Information given

**********

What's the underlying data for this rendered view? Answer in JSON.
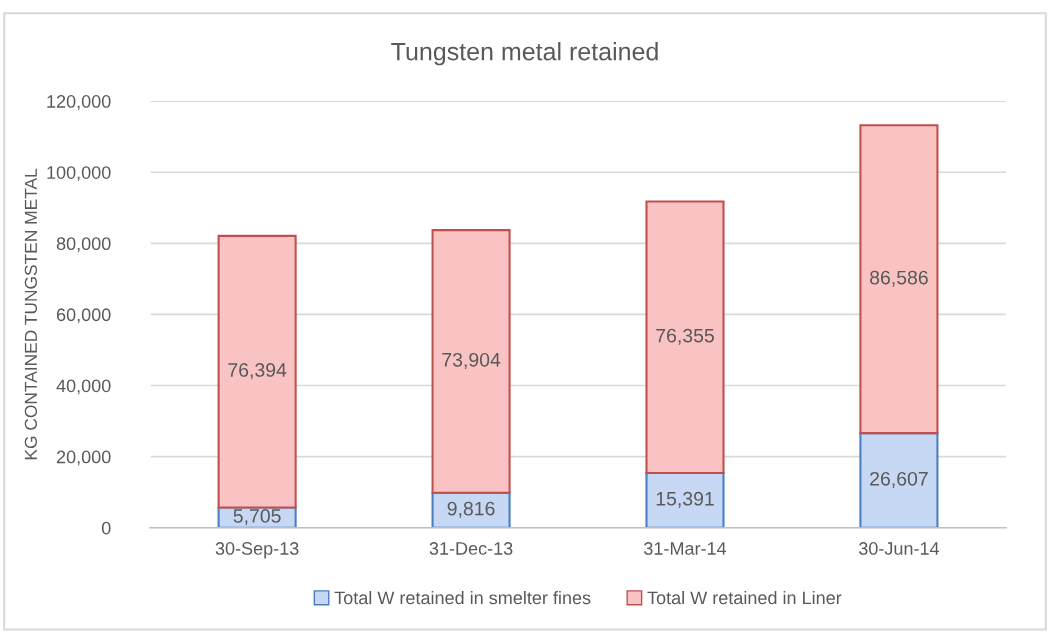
{
  "chart_data": {
    "type": "bar",
    "title": "Tungsten metal retained",
    "ylabel": "KG CONTAINED TUNGSTEN METAL",
    "categories": [
      "30-Sep-13",
      "31-Dec-13",
      "31-Mar-14",
      "30-Jun-14"
    ],
    "stacked": true,
    "series": [
      {
        "name": "Total W retained in smelter fines",
        "color": "#c6d8f3",
        "values": [
          5705,
          9816,
          15391,
          26607
        ],
        "value_labels": [
          "5,705",
          "9,816",
          "15,391",
          "26,607"
        ]
      },
      {
        "name": "Total W retained in Liner",
        "color": "#f9c3c3",
        "values": [
          76394,
          73904,
          76355,
          86586
        ],
        "value_labels": [
          "76,394",
          "73,904",
          "76,355",
          "86,586"
        ]
      }
    ],
    "ylim": [
      0,
      120000
    ],
    "yticks": [
      {
        "value": 0,
        "label": "0"
      },
      {
        "value": 20000,
        "label": "20,000"
      },
      {
        "value": 40000,
        "label": "40,000"
      },
      {
        "value": 60000,
        "label": "60,000"
      },
      {
        "value": 80000,
        "label": "80,000"
      },
      {
        "value": 100000,
        "label": "100,000"
      },
      {
        "value": 120000,
        "label": "120,000"
      }
    ],
    "grid": "y",
    "legend": "bottom"
  }
}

**********

Exercise goal
Go through the data above and find the lines with the word "name". Copy each of those lines.

Complete response
        "name": "Total W retained in smelter fines",
        "name": "Total W retained in Liner",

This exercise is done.